REQUIRED TASK - Render the rows from the first line through the line containing "- value-cell: 0.143", inclusive, as a numbered list, omitting any blank lines.

Stored data entries
========================

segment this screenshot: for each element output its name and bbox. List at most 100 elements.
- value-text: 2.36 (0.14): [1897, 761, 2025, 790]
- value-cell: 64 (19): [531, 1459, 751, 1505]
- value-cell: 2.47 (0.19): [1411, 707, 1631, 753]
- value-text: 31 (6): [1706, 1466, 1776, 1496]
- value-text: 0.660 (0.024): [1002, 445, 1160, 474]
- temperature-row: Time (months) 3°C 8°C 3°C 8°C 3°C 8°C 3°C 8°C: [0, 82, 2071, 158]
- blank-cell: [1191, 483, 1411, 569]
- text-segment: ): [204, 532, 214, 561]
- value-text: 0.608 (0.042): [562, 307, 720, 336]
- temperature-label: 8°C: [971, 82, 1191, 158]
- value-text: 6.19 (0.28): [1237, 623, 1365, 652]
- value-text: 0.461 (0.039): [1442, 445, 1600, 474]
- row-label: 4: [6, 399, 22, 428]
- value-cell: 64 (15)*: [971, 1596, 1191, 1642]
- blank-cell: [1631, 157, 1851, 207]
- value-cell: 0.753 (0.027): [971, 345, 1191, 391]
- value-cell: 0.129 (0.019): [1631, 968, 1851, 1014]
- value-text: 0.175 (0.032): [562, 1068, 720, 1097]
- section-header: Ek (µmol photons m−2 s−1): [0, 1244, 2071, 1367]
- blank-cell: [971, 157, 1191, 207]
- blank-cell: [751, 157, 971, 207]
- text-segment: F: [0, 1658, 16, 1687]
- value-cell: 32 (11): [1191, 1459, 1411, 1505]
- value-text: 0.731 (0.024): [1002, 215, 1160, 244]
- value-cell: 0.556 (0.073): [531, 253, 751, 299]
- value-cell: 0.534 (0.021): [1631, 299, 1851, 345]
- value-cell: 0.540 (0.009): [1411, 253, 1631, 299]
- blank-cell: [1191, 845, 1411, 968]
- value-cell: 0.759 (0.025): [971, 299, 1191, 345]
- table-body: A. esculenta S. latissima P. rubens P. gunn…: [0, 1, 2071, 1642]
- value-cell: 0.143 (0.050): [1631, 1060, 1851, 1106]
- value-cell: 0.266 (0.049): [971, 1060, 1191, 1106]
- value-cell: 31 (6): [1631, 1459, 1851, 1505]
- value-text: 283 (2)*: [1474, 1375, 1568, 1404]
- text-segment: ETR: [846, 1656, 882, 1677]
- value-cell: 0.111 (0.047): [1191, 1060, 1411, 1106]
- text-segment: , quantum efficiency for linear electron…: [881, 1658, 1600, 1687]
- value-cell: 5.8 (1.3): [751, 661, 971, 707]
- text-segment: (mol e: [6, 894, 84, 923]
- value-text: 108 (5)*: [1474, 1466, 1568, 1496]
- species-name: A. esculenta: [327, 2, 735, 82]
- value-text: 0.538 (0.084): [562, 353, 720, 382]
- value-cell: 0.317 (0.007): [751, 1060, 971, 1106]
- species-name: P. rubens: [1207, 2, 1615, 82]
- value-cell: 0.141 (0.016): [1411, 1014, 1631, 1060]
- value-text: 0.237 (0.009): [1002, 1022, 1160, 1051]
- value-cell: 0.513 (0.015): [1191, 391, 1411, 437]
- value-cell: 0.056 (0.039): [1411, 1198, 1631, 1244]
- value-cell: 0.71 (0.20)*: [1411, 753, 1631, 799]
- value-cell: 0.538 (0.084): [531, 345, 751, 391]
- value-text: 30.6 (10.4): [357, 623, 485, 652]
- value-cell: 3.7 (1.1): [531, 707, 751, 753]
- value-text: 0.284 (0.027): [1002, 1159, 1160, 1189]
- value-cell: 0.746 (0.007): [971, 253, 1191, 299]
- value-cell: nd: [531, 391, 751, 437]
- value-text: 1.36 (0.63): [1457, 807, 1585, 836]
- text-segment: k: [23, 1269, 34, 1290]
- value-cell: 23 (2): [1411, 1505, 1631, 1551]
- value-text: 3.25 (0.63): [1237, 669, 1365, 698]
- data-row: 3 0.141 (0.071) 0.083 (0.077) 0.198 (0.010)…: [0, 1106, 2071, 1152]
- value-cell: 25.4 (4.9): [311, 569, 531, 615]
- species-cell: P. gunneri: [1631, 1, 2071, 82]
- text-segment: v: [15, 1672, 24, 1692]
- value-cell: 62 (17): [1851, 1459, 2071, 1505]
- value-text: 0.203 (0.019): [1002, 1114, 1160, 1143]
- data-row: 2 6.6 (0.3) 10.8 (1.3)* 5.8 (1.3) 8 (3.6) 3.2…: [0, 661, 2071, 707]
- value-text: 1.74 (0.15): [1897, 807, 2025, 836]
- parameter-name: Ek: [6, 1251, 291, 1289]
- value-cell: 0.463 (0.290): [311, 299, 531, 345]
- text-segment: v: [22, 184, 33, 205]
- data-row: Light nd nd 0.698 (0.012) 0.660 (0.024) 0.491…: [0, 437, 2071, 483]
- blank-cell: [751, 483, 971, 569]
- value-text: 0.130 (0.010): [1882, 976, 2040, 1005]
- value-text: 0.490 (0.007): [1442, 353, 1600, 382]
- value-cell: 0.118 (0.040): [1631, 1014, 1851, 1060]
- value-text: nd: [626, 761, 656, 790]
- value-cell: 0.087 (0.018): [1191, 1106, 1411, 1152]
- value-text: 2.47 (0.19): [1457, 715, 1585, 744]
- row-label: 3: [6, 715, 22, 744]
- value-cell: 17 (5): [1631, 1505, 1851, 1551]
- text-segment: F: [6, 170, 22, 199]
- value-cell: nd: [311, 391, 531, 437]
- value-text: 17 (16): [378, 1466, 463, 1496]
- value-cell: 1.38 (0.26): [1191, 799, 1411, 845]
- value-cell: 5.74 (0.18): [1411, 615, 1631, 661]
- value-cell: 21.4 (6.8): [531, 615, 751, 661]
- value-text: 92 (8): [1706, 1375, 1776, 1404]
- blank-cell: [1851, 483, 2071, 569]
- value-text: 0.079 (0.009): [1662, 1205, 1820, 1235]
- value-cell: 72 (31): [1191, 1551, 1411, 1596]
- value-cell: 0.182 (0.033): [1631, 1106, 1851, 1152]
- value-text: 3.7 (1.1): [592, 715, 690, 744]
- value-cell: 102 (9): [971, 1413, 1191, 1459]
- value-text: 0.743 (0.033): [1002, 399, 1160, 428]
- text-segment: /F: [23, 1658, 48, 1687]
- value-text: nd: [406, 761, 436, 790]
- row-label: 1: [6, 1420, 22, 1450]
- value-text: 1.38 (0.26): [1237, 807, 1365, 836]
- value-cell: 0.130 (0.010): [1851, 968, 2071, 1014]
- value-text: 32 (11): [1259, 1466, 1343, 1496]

========================

EXERCISE RESULT -
1. segment this screenshot: for each element output its name and bbox. List at most 100 elements.
2. - value-text: 2.36 (0.14): [1897, 761, 2025, 790]
3. - value-cell: 64 (19): [531, 1459, 751, 1505]
4. - value-cell: 2.47 (0.19): [1411, 707, 1631, 753]
5. - value-text: 31 (6): [1706, 1466, 1776, 1496]
6. - value-text: 0.660 (0.024): [1002, 445, 1160, 474]
7. - temperature-row: Time (months) 3°C 8°C 3°C 8°C 3°C 8°C 3°C 8°C: [0, 82, 2071, 158]
8. - blank-cell: [1191, 483, 1411, 569]
9. - text-segment: ): [204, 532, 214, 561]
10. - value-text: 0.608 (0.042): [562, 307, 720, 336]
11. - temperature-label: 8°C: [971, 82, 1191, 158]
12. - value-text: 6.19 (0.28): [1237, 623, 1365, 652]
13. - value-text: 0.461 (0.039): [1442, 445, 1600, 474]
14. - row-label: 4: [6, 399, 22, 428]
15. - value-cell: 64 (15)*: [971, 1596, 1191, 1642]
16. - blank-cell: [1631, 157, 1851, 207]
17. - value-cell: 0.753 (0.027): [971, 345, 1191, 391]
18. - value-cell: 0.129 (0.019): [1631, 968, 1851, 1014]
19. - value-text: 0.175 (0.032): [562, 1068, 720, 1097]
20. - section-header: Ek (µmol photons m−2 s−1): [0, 1244, 2071, 1367]
21. - blank-cell: [971, 157, 1191, 207]
22. - blank-cell: [751, 157, 971, 207]
23. - text-segment: F: [0, 1658, 16, 1687]
24. - value-cell: 32 (11): [1191, 1459, 1411, 1505]
25. - value-text: 0.731 (0.024): [1002, 215, 1160, 244]
26. - value-cell: 0.556 (0.073): [531, 253, 751, 299]
27. - value-cell: 0.534 (0.021): [1631, 299, 1851, 345]
28. - value-cell: 0.540 (0.009): [1411, 253, 1631, 299]
29. - blank-cell: [1191, 845, 1411, 968]
30. - value-cell: 0.759 (0.025): [971, 299, 1191, 345]
31. - table-body: A. esculenta S. latissima P. rubens P. gunn…: [0, 1, 2071, 1642]
32. - value-cell: 0.143 (0.050): [1631, 1060, 1851, 1106]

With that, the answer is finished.